** START RAW DATA **

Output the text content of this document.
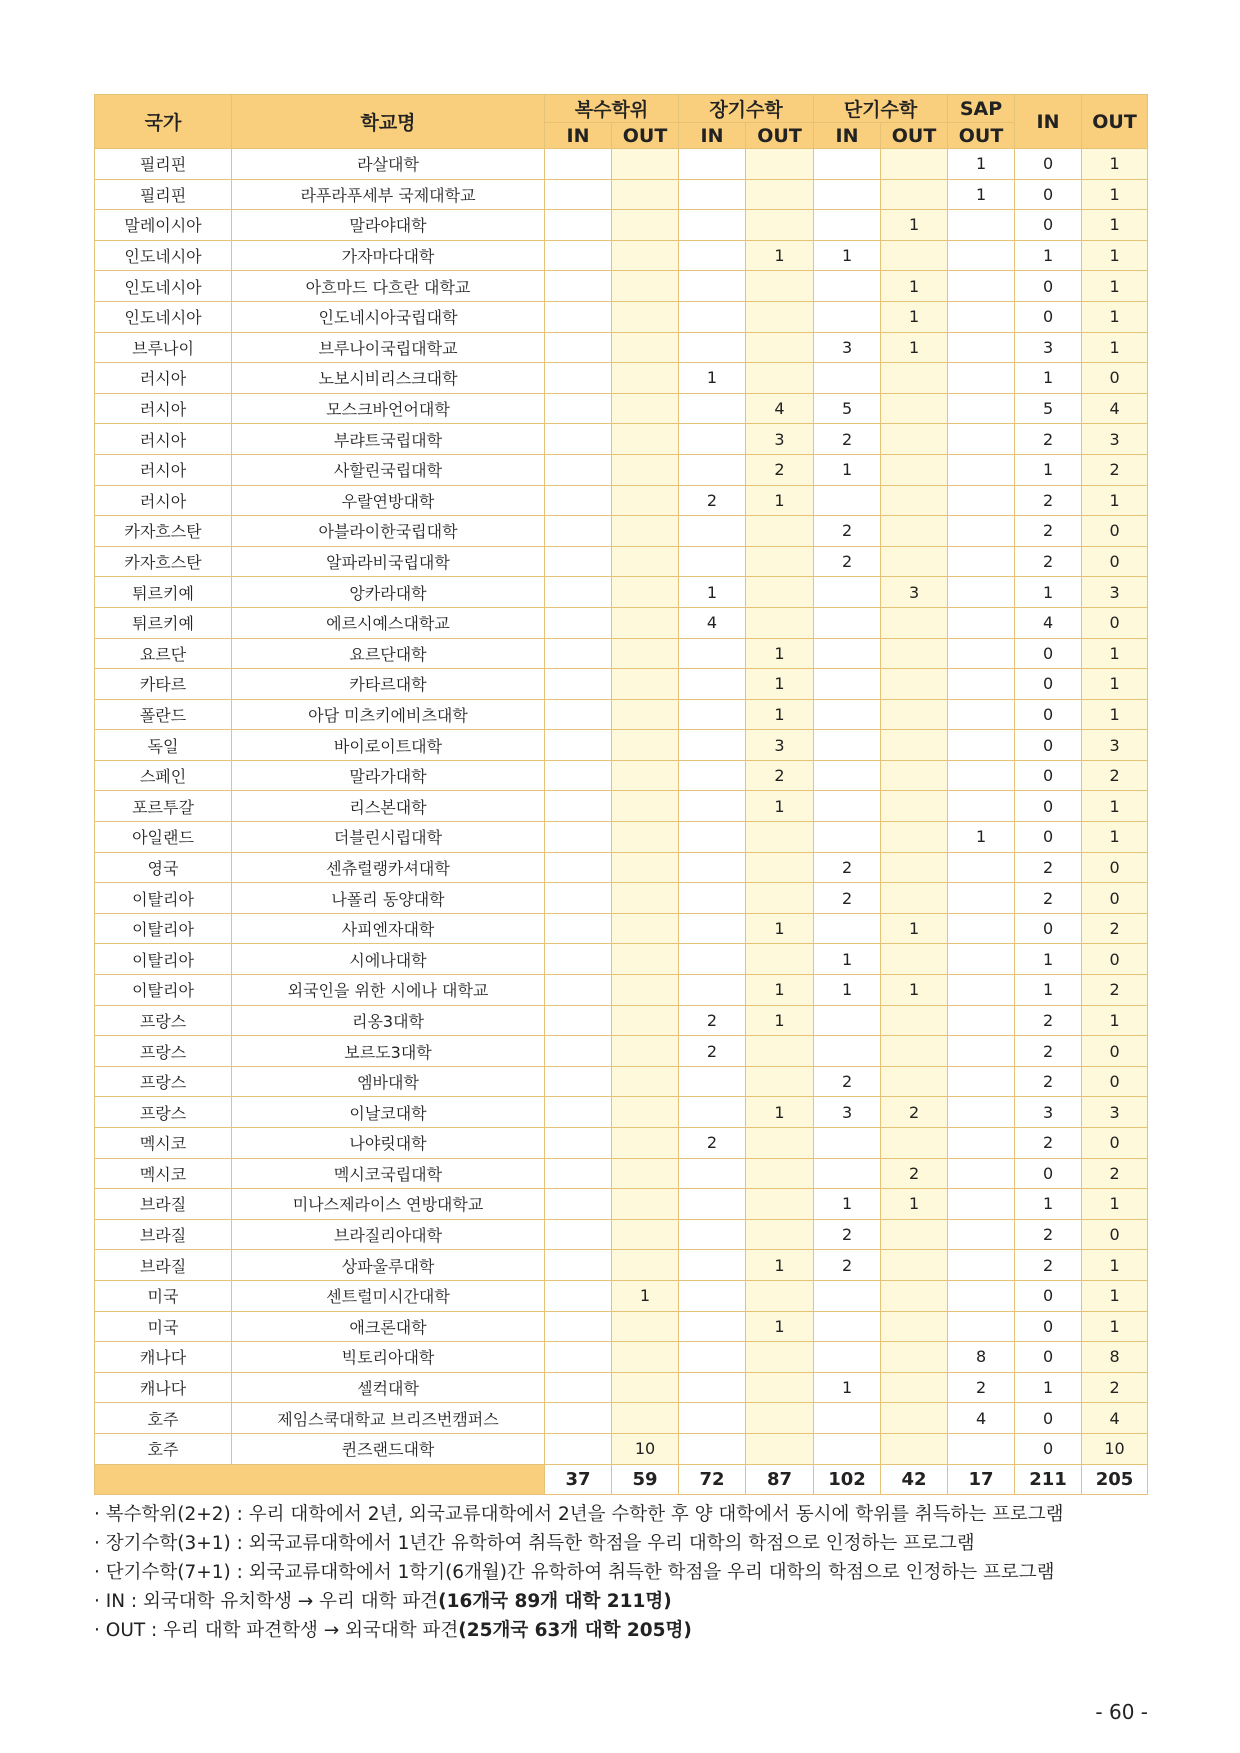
국가	학교명	복수학위		장기수학		단기수학		SAP	IN	OUT
		IN	OUT	IN	OUT	IN	OUT	OUT		
필리핀	라살대학							1	0	1
필리핀	라푸라푸세부 국제대학교							1	0	1
말레이시아	말라야대학						1		0	1
인도네시아	가자마다대학				1	1			1	1
인도네시아	아흐마드 다흐란 대학교						1		0	1
인도네시아	인도네시아국립대학						1		0	1
브루나이	브루나이국립대학교					3	1		3	1
러시아	노보시비리스크대학			1					1	0
러시아	모스크바언어대학				4	5			5	4
러시아	부랴트국립대학				3	2			2	3
러시아	사할린국립대학				2	1			1	2
러시아	우랄연방대학			2	1				2	1
카자흐스탄	아블라이한국립대학					2			2	0
카자흐스탄	알파라비국립대학					2			2	0
튀르키예	앙카라대학			1			3		1	3
튀르키예	에르시예스대학교			4					4	0
요르단	요르단대학				1				0	1
카타르	카타르대학				1				0	1
폴란드	아담 미츠키에비츠대학				1				0	1
독일	바이로이트대학				3				0	3
스페인	말라가대학				2				0	2
포르투갈	리스본대학				1				0	1
아일랜드	더블린시립대학							1	0	1
영국	센츄럴랭카셔대학					2			2	0
이탈리아	나폴리 동양대학					2			2	0
이탈리아	사피엔자대학				1		1		0	2
이탈리아	시에나대학					1			1	0
이탈리아	외국인을 위한 시에나 대학교				1	1	1		1	2
프랑스	리옹3대학			2	1				2	1
프랑스	보르도3대학			2					2	0
프랑스	엠바대학					2			2	0
프랑스	이날코대학				1	3	2		3	3
멕시코	나야릿대학			2					2	0
멕시코	멕시코국립대학						2		0	2
브라질	미나스제라이스 연방대학교					1	1		1	1
브라질	브라질리아대학					2			2	0
브라질	상파울루대학				1	2			2	1
미국	센트럴미시간대학		1						0	1
미국	애크론대학				1				0	1
캐나다	빅토리아대학							8	0	8
캐나다	셀컥대학					1		2	1	2
호주	제임스쿡대학교 브리즈번캠퍼스							4	0	4
호주	퀸즈랜드대학		10						0	10
		37	59	72	87	102	42	17	211	205
· 복수학위(2+2) : 우리 대학에서 2년, 외국교류대학에서 2년을 수학한 후 양 대학에서 동시에 학위를 취득하는 프로그램
· 장기수학(3+1) : 외국교류대학에서 1년간 유학하여 취득한 학점을 우리 대학의 학점으로 인정하는 프로그램
· 단기수학(7+1) : 외국교류대학에서 1학기(6개월)간 유학하여 취득한 학점을 우리 대학의 학점으로 인정하는 프로그램
· IN : 외국대학 유치학생 → 우리 대학 파견(16개국 89개 대학 211명)
· OUT : 우리 대학 파견학생 → 외국대학 파견(25개국 63개 대학 205명)
- 60 -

** END RAW DATA **

* EXERCISE AIM: Looking at the data above, show all lines where the word "장기수학" occurs.

* TASK OUTPUT:
국가	학교명	복수학위		장기수학		단기수학		SAP	IN	OUT
· 장기수학(3+1) : 외국교류대학에서 1년간 유학하여 취득한 학점을 우리 대학의 학점으로 인정하는 프로그램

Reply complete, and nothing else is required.